Request →
Transcribe the records in full, keeping every character as it is.

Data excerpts
◇ ◇ ◇ ◇ ◇ ◇ ◇
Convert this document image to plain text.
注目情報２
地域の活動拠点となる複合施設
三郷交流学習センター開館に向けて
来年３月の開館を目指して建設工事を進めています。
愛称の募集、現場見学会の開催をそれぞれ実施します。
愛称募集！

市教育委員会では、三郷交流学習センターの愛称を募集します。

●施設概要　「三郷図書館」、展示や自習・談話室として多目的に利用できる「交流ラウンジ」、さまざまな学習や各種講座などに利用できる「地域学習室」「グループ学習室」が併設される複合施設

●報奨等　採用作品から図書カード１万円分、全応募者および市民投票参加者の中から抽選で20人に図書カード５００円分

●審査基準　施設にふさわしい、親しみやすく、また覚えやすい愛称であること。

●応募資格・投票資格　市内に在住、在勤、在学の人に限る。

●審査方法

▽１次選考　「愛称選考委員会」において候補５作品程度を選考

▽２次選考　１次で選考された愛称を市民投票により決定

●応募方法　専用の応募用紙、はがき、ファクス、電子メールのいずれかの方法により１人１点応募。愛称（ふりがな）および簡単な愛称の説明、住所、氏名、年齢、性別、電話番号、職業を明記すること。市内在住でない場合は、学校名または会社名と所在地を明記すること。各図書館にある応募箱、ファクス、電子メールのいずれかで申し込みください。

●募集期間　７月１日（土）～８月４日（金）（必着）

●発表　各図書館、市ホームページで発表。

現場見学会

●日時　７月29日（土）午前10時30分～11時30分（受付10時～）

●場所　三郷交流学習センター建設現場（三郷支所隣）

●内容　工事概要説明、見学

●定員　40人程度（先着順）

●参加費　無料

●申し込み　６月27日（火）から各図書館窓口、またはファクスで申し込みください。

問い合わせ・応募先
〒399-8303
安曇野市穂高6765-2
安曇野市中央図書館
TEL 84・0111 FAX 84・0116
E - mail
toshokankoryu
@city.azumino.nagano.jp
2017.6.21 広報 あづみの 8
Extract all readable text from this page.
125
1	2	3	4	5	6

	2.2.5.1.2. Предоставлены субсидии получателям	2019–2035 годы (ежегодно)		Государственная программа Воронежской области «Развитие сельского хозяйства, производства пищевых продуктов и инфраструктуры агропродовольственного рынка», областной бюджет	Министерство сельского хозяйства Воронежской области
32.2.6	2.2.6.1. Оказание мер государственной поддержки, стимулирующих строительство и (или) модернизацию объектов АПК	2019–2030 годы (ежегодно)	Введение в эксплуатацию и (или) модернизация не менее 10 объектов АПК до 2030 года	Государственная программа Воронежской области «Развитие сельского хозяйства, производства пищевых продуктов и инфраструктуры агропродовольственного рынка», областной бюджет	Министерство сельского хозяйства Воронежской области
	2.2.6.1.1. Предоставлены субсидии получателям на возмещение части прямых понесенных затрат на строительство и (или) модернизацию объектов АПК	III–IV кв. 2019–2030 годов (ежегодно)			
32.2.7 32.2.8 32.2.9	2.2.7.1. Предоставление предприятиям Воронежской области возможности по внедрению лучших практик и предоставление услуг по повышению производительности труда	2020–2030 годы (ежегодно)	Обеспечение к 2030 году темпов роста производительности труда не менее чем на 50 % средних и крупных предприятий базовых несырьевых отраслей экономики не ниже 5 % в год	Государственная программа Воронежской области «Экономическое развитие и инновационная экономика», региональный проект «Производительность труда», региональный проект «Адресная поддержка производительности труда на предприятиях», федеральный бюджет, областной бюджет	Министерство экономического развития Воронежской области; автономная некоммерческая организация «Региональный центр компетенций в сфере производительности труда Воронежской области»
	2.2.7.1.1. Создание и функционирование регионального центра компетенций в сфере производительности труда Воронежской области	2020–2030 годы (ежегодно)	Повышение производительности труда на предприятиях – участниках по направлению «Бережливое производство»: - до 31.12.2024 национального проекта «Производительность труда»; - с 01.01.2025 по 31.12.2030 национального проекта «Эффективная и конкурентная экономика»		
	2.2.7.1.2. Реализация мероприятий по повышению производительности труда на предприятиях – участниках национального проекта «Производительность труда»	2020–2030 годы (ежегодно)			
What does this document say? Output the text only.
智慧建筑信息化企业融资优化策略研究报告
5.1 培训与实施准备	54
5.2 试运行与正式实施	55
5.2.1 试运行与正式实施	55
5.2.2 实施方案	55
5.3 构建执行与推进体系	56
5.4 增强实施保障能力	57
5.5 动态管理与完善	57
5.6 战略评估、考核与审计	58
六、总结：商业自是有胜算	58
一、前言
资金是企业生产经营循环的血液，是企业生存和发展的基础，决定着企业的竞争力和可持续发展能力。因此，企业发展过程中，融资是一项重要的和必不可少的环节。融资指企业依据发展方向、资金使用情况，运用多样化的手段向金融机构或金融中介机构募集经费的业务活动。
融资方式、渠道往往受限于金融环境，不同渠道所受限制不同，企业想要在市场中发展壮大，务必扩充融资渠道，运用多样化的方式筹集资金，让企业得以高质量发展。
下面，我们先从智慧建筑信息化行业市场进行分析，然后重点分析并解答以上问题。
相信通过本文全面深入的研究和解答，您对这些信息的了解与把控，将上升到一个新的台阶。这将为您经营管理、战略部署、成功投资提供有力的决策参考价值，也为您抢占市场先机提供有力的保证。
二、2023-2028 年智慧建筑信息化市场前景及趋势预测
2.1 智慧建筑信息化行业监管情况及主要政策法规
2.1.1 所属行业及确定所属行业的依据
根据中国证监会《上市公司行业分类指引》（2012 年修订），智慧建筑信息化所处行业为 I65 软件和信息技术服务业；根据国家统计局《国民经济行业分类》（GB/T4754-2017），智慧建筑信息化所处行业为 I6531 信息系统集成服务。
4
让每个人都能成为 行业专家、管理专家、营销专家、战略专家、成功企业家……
◇ ◇ ◇ ◇ ◇ ◇ ◇
Task answer →
Convert this document image to plain text.
注目情報２
地域の活動拠点となる複合施設
三郷交流学習センター開館に向けて
来年３月の開館を目指して建設工事を進めています。
愛称の募集、現場見学会の開催をそれぞれ実施します。
愛称募集！

市教育委員会では、三郷交流学習センターの愛称を募集します。

●施設概要　「三郷図書館」、展示や自習・談話室として多目的に利用できる「交流ラウンジ」、さまざまな学習や各種講座などに利用できる「地域学習室」「グループ学習室」が併設される複合施設

●報奨等　採用作品から図書カード１万円分、全応募者および市民投票参加者の中から抽選で20人に図書カード５００円分

●審査基準　施設にふさわしい、親しみやすく、また覚えやすい愛称であること。

●応募資格・投票資格　市内に在住、在勤、在学の人に限る。

●審査方法

▽１次選考　「愛称選考委員会」において候補５作品程度を選考

▽２次選考　１次で選考された愛称を市民投票により決定

●応募方法　専用の応募用紙、はがき、ファクス、電子メールのいずれかの方法により１人１点応募。愛称（ふりがな）および簡単な愛称の説明、住所、氏名、年齢、性別、電話番号、職業を明記すること。市内在住でない場合は、学校名または会社名と所在地を明記すること。各図書館にある応募箱、ファクス、電子メールのいずれかで申し込みください。

●募集期間　７月１日（土）～８月４日（金）（必着）

●発表　各図書館、市ホームページで発表。

現場見学会

●日時　７月29日（土）午前10時30分～11時30分（受付10時～）

●場所　三郷交流学習センター建設現場（三郷支所隣）

●内容　工事概要説明、見学

●定員　40人程度（先着順）

●参加費　無料

●申し込み　６月27日（火）から各図書館窓口、またはファクスで申し込みください。

問い合わせ・応募先
〒399-8303
安曇野市穂高6765-2
安曇野市中央図書館
TEL 84・0111 FAX 84・0116
E - mail
toshokankoryu
@city.azumino.nagano.jp
2017.6.21 広報 あづみの 8
Extract all readable text from this page.
125
1	2	3	4	5	6

	2.2.5.1.2. Предоставлены субсидии получателям	2019–2035 годы (ежегодно)		Государственная программа Воронежской области «Развитие сельского хозяйства, производства пищевых продуктов и инфраструктуры агропродовольственного рынка», областной бюджет	Министерство сельского хозяйства Воронежской области
32.2.6	2.2.6.1. Оказание мер государственной поддержки, стимулирующих строительство и (или) модернизацию объектов АПК	2019–2030 годы (ежегодно)	Введение в эксплуатацию и (или) модернизация не менее 10 объектов АПК до 2030 года	Государственная программа Воронежской области «Развитие сельского хозяйства, производства пищевых продуктов и инфраструктуры агропродовольственного рынка», областной бюджет	Министерство сельского хозяйства Воронежской области
	2.2.6.1.1. Предоставлены субсидии получателям на возмещение части прямых понесенных затрат на строительство и (или) модернизацию объектов АПК	III–IV кв. 2019–2030 годов (ежегодно)			
32.2.7 32.2.8 32.2.9	2.2.7.1. Предоставление предприятиям Воронежской области возможности по внедрению лучших практик и предоставление услуг по повышению производительности труда	2020–2030 годы (ежегодно)	Обеспечение к 2030 году темпов роста производительности труда не менее чем на 50 % средних и крупных предприятий базовых несырьевых отраслей экономики не ниже 5 % в год	Государственная программа Воронежской области «Экономическое развитие и инновационная экономика», региональный проект «Производительность труда», региональный проект «Адресная поддержка производительности труда на предприятиях», федеральный бюджет, областной бюджет	Министерство экономического развития Воронежской области; автономная некоммерческая организация «Региональный центр компетенций в сфере производительности труда Воронежской области»
	2.2.7.1.1. Создание и функционирование регионального центра компетенций в сфере производительности труда Воронежской области	2020–2030 годы (ежегодно)	Повышение производительности труда на предприятиях – участниках по направлению «Бережливое производство»: - до 31.12.2024 национального проекта «Производительность труда»; - с 01.01.2025 по 31.12.2030 национального проекта «Эффективная и конкурентная экономика»		
	2.2.7.1.2. Реализация мероприятий по повышению производительности труда на предприятиях – участниках национального проекта «Производительность труда»	2020–2030 годы (ежегодно)			
What does this document say? Output the text only.
智慧建筑信息化企业融资优化策略研究报告
5.1 培训与实施准备	54
5.2 试运行与正式实施	55
5.2.1 试运行与正式实施	55
5.2.2 实施方案	55
5.3 构建执行与推进体系	56
5.4 增强实施保障能力	57
5.5 动态管理与完善	57
5.6 战略评估、考核与审计	58
六、总结：商业自是有胜算	58
一、前言
资金是企业生产经营循环的血液，是企业生存和发展的基础，决定着企业的竞争力和可持续发展能力。因此，企业发展过程中，融资是一项重要的和必不可少的环节。融资指企业依据发展方向、资金使用情况，运用多样化的手段向金融机构或金融中介机构募集经费的业务活动。
融资方式、渠道往往受限于金融环境，不同渠道所受限制不同，企业想要在市场中发展壮大，务必扩充融资渠道，运用多样化的方式筹集资金，让企业得以高质量发展。
下面，我们先从智慧建筑信息化行业市场进行分析，然后重点分析并解答以上问题。
相信通过本文全面深入的研究和解答，您对这些信息的了解与把控，将上升到一个新的台阶。这将为您经营管理、战略部署、成功投资提供有力的决策参考价值，也为您抢占市场先机提供有力的保证。
二、2023-2028 年智慧建筑信息化市场前景及趋势预测
2.1 智慧建筑信息化行业监管情况及主要政策法规
2.1.1 所属行业及确定所属行业的依据
根据中国证监会《上市公司行业分类指引》（2012 年修订），智慧建筑信息化所处行业为 I65 软件和信息技术服务业；根据国家统计局《国民经济行业分类》（GB/T4754-2017），智慧建筑信息化所处行业为 I6531 信息系统集成服务。
4
让每个人都能成为 行业专家、管理专家、营销专家、战略专家、成功企业家……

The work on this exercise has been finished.